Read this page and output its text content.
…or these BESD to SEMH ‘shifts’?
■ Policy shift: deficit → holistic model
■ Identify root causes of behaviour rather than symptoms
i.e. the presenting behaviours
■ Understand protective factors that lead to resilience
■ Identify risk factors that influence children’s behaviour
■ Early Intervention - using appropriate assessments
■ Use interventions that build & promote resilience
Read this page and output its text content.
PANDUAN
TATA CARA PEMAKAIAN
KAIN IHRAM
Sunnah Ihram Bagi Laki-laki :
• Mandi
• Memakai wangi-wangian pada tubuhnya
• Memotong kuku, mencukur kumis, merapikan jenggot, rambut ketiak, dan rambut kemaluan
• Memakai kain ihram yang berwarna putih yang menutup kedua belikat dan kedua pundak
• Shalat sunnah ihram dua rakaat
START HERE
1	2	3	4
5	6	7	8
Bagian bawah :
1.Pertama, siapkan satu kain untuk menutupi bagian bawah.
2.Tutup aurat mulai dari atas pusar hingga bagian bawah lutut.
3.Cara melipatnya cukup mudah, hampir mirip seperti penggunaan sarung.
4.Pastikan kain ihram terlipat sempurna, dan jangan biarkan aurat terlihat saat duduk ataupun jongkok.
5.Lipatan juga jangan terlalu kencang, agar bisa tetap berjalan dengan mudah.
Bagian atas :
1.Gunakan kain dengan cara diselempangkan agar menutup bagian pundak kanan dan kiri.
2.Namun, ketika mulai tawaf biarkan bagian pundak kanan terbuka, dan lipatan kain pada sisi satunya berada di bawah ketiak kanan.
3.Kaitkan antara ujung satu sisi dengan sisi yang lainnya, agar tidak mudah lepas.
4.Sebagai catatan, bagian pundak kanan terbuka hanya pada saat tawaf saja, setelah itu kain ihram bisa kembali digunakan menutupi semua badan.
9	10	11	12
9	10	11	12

+ + + + + + +

Given request: Using the data above, return each line exactly as written.

Right answer:
Read this page and output its text content.
…or these BESD to SEMH ‘shifts’?
■ Policy shift: deficit → holistic model
■ Identify root causes of behaviour rather than symptoms
i.e. the presenting behaviours
■ Understand protective factors that lead to resilience
■ Identify risk factors that influence children’s behaviour
■ Early Intervention - using appropriate assessments
■ Use interventions that build & promote resilience
Read this page and output its text content.
PANDUAN
TATA CARA PEMAKAIAN
KAIN IHRAM
Sunnah Ihram Bagi Laki-laki :
• Mandi
• Memakai wangi-wangian pada tubuhnya
• Memotong kuku, mencukur kumis, merapikan jenggot, rambut ketiak, dan rambut kemaluan
• Memakai kain ihram yang berwarna putih yang menutup kedua belikat dan kedua pundak
• Shalat sunnah ihram dua rakaat
START HERE
1	2	3	4
5	6	7	8
Bagian bawah :
1.Pertama, siapkan satu kain untuk menutupi bagian bawah.
2.Tutup aurat mulai dari atas pusar hingga bagian bawah lutut.
3.Cara melipatnya cukup mudah, hampir mirip seperti penggunaan sarung.
4.Pastikan kain ihram terlipat sempurna, dan jangan biarkan aurat terlihat saat duduk ataupun jongkok.
5.Lipatan juga jangan terlalu kencang, agar bisa tetap berjalan dengan mudah.
Bagian atas :
1.Gunakan kain dengan cara diselempangkan agar menutup bagian pundak kanan dan kiri.
2.Namun, ketika mulai tawaf biarkan bagian pundak kanan terbuka, dan lipatan kain pada sisi satunya berada di bawah ketiak kanan.
3.Kaitkan antara ujung satu sisi dengan sisi yang lainnya, agar tidak mudah lepas.
4.Sebagai catatan, bagian pundak kanan terbuka hanya pada saat tawaf saja, setelah itu kain ihram bisa kembali digunakan menutupi semua badan.
9	10	11	12
9	10	11	12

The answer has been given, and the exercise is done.